■ EXERCISE REQUIREMENTS: Copy out each line containing "JSON" from the entries below.

(Dataset entries on figures)
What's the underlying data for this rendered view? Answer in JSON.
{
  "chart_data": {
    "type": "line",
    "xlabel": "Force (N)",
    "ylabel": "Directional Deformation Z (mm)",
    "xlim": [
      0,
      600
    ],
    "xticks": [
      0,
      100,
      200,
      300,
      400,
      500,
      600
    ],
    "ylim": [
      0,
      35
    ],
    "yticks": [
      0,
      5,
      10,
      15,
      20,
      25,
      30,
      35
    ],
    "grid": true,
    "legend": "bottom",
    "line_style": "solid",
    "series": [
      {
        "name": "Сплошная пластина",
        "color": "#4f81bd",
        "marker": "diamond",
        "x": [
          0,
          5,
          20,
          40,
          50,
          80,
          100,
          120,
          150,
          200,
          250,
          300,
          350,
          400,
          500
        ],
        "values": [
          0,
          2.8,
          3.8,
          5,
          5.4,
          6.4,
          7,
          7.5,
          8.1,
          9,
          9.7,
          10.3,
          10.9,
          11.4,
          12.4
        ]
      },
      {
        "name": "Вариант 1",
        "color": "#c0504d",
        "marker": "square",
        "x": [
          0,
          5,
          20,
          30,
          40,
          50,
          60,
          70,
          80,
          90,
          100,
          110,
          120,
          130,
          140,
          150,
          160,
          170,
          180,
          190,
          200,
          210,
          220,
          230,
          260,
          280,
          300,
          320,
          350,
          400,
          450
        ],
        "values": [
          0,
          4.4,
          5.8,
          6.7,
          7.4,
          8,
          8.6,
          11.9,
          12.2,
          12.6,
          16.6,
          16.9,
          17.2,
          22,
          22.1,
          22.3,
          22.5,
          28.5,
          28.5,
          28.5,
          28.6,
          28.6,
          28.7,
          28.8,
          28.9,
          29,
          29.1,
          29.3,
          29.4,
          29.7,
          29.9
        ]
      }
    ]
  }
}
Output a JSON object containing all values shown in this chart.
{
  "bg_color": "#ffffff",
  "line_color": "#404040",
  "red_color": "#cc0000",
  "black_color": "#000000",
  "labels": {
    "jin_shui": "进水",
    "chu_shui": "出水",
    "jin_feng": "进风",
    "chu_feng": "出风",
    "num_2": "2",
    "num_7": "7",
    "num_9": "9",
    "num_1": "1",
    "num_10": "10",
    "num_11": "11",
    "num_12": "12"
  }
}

■ OUTPUT:
What's the underlying data for this rendered view? Answer in JSON.
Output a JSON object containing all values shown in this chart.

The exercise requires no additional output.